-- Exercise description --
List each line of the data in which the string "Centimetres" appears.
>> BEGIN Supplied material
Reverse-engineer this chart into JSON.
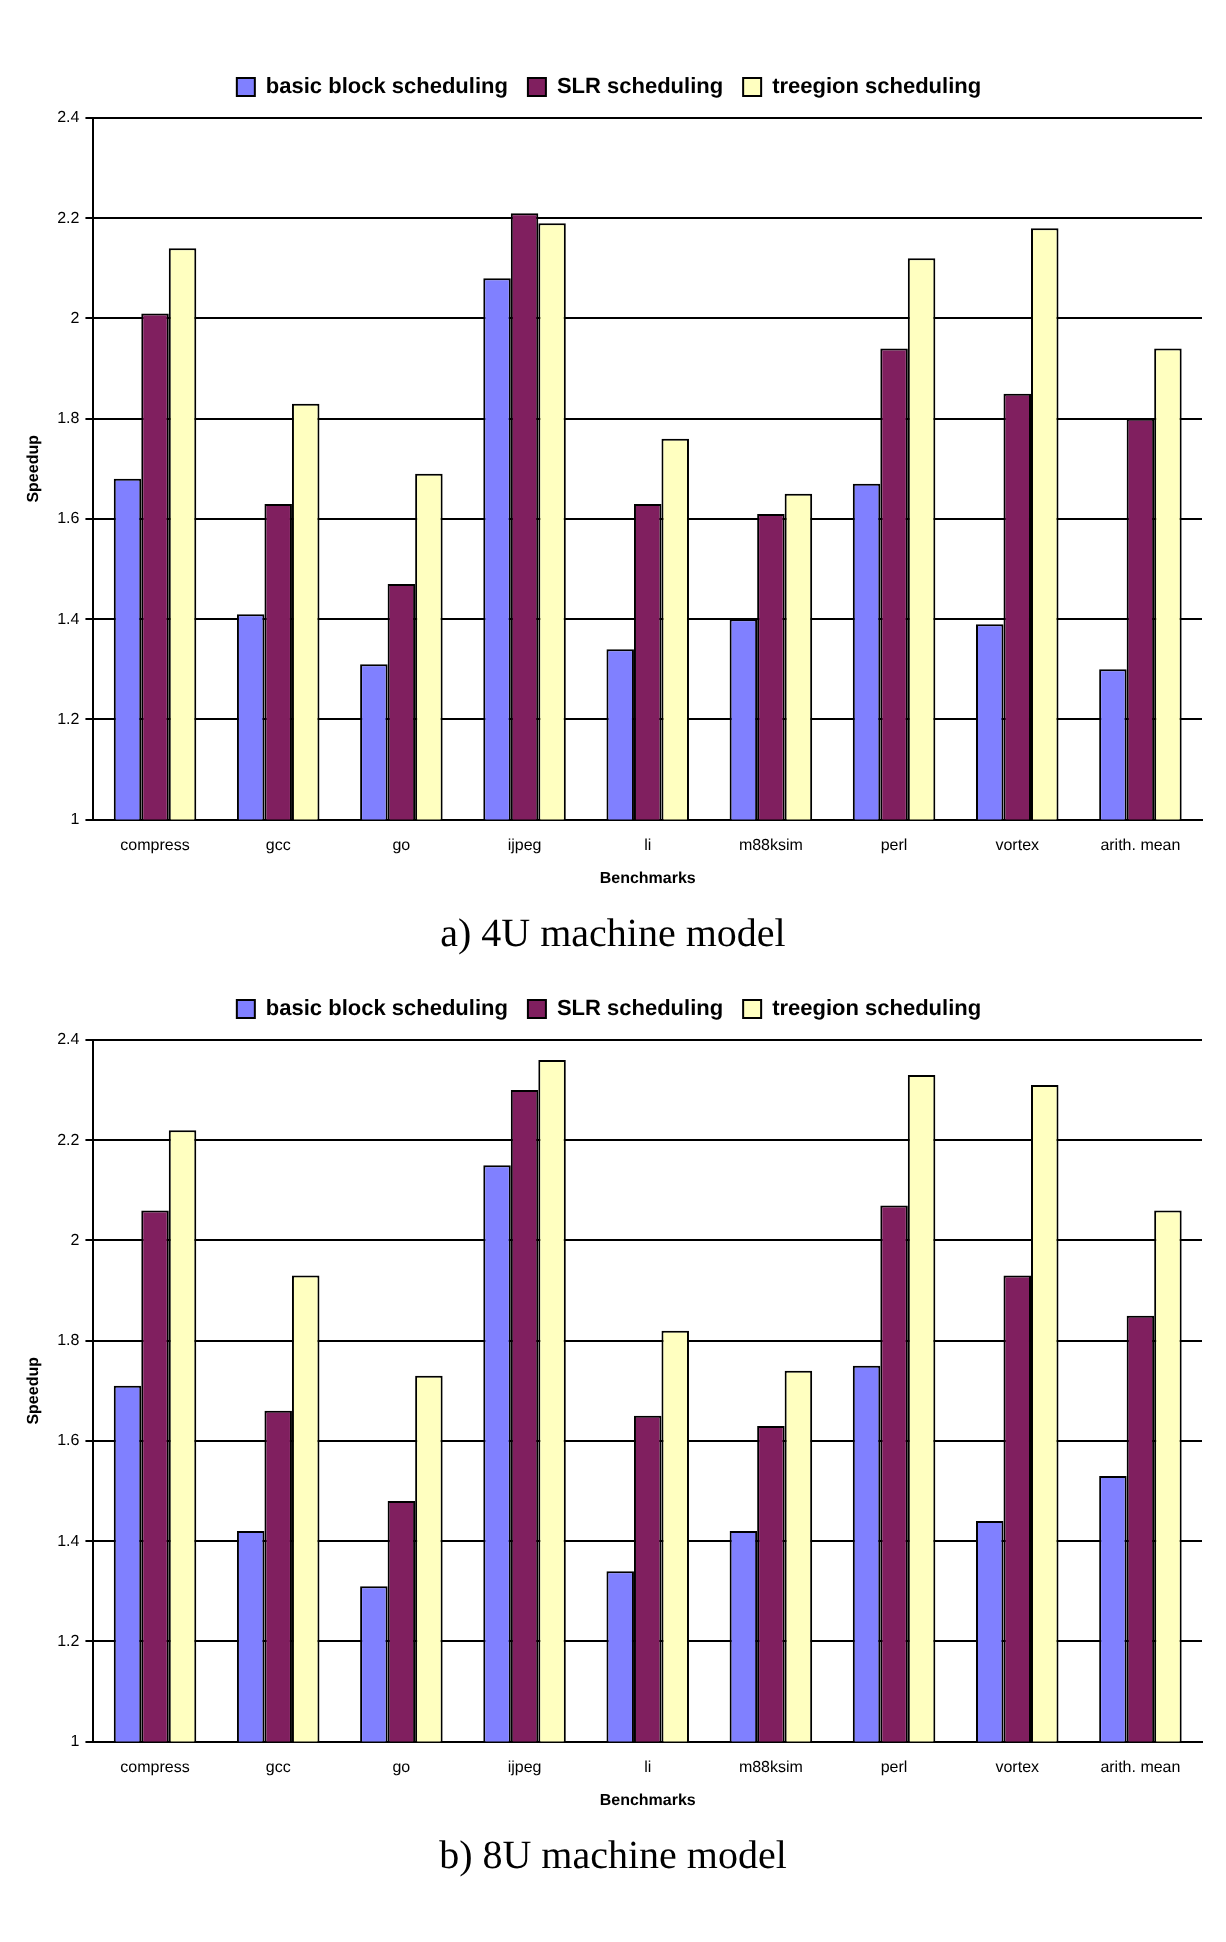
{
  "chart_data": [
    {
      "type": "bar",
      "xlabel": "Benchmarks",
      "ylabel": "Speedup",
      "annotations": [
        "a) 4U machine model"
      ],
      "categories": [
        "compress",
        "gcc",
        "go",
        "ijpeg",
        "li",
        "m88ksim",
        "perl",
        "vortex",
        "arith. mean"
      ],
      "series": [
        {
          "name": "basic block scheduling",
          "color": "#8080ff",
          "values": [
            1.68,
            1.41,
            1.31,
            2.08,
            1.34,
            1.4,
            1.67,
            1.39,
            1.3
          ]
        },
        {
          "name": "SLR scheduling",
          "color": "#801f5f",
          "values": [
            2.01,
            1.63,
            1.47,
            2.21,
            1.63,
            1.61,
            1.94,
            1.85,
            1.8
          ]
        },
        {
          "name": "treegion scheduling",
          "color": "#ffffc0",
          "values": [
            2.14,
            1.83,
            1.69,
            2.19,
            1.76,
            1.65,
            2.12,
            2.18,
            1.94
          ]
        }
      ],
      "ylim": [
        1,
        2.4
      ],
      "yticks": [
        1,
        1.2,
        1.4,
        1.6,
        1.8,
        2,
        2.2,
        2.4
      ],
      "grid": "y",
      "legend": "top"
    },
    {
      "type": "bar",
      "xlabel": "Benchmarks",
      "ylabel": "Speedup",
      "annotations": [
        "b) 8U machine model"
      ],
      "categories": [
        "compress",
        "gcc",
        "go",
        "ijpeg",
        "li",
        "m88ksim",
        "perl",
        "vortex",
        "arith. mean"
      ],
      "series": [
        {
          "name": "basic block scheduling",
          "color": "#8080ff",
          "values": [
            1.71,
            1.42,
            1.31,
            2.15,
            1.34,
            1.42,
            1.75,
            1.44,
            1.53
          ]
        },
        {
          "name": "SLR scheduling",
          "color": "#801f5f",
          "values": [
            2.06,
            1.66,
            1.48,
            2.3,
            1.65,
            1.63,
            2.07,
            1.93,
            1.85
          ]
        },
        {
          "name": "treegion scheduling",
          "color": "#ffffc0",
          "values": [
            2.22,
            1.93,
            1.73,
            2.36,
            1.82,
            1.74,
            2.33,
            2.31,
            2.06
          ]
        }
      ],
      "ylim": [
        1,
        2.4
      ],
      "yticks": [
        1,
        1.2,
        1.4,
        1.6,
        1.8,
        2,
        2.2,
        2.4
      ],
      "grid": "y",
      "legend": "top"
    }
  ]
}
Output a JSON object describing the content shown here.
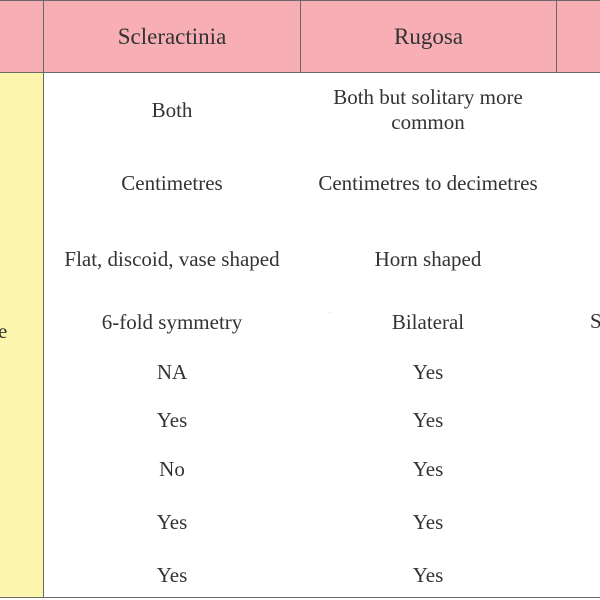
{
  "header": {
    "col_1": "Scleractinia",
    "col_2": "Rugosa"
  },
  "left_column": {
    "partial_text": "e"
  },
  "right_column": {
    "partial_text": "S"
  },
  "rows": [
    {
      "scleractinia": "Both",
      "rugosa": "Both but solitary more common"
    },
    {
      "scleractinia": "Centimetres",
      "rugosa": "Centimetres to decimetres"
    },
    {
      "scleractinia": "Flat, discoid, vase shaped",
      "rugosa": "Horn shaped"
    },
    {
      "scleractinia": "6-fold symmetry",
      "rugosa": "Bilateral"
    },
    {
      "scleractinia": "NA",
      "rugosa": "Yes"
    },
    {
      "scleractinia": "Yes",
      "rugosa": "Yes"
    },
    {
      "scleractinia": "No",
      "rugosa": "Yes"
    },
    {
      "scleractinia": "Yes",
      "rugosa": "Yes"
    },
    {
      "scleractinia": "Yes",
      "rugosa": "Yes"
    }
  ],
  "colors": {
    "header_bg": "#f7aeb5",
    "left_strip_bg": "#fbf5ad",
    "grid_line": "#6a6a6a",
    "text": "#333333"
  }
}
>> END Supplied material
-- Result of the task --
      "scleractinia": "Centimetres",
      "rugosa": "Centimetres to decimetres"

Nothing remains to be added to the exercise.